◆ WORK TO BE COMPLETED
What follows is a block of records; reproduce all of it verbatim.

◆ Records contained in a dataset
--------
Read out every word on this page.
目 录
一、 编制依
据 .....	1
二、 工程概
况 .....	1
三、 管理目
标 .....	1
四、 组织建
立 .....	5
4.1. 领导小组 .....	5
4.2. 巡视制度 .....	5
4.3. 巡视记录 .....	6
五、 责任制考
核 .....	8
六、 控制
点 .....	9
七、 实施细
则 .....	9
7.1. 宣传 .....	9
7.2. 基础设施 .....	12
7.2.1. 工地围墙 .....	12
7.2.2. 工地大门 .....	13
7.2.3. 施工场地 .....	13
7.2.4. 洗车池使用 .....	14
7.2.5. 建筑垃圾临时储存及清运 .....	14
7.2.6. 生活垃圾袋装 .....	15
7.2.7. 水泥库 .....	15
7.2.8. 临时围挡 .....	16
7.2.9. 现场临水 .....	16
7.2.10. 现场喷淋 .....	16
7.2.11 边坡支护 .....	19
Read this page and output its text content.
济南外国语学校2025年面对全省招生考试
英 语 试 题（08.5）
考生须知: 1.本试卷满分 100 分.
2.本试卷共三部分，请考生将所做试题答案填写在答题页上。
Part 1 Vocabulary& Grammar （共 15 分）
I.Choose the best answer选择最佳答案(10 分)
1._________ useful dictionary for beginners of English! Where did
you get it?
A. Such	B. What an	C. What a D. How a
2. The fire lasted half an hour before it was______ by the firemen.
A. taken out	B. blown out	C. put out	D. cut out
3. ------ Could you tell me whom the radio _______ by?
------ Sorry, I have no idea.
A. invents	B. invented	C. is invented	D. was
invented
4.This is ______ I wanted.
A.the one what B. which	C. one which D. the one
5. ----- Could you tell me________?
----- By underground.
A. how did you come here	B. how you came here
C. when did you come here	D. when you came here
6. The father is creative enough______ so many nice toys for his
--------
◆ OUTPUT FOR THIS EXERCISE
Read out every word on this page.
目 录
一、 编制依
据 .....	1
二、 工程概
况 .....	1
三、 管理目
标 .....	1
四、 组织建
立 .....	5
4.1. 领导小组 .....	5
4.2. 巡视制度 .....	5
4.3. 巡视记录 .....	6
五、 责任制考
核 .....	8
六、 控制
点 .....	9
七、 实施细
则 .....	9
7.1. 宣传 .....	9
7.2. 基础设施 .....	12
7.2.1. 工地围墙 .....	12
7.2.2. 工地大门 .....	13
7.2.3. 施工场地 .....	13
7.2.4. 洗车池使用 .....	14
7.2.5. 建筑垃圾临时储存及清运 .....	14
7.2.6. 生活垃圾袋装 .....	15
7.2.7. 水泥库 .....	15
7.2.8. 临时围挡 .....	16
7.2.9. 现场临水 .....	16
7.2.10. 现场喷淋 .....	16
7.2.11 边坡支护 .....	19
Read this page and output its text content.
济南外国语学校2025年面对全省招生考试
英 语 试 题（08.5）
考生须知: 1.本试卷满分 100 分.
2.本试卷共三部分，请考生将所做试题答案填写在答题页上。
Part 1 Vocabulary& Grammar （共 15 分）
I.Choose the best answer选择最佳答案(10 分)
1._________ useful dictionary for beginners of English! Where did
you get it?
A. Such	B. What an	C. What a D. How a
2. The fire lasted half an hour before it was______ by the firemen.
A. taken out	B. blown out	C. put out	D. cut out
3. ------ Could you tell me whom the radio _______ by?
------ Sorry, I have no idea.
A. invents	B. invented	C. is invented	D. was
invented
4.This is ______ I wanted.
A.the one what B. which	C. one which D. the one
5. ----- Could you tell me________?
----- By underground.
A. how did you come here	B. how you came here
C. when did you come here	D. when you came here
6. The father is creative enough______ so many nice toys for his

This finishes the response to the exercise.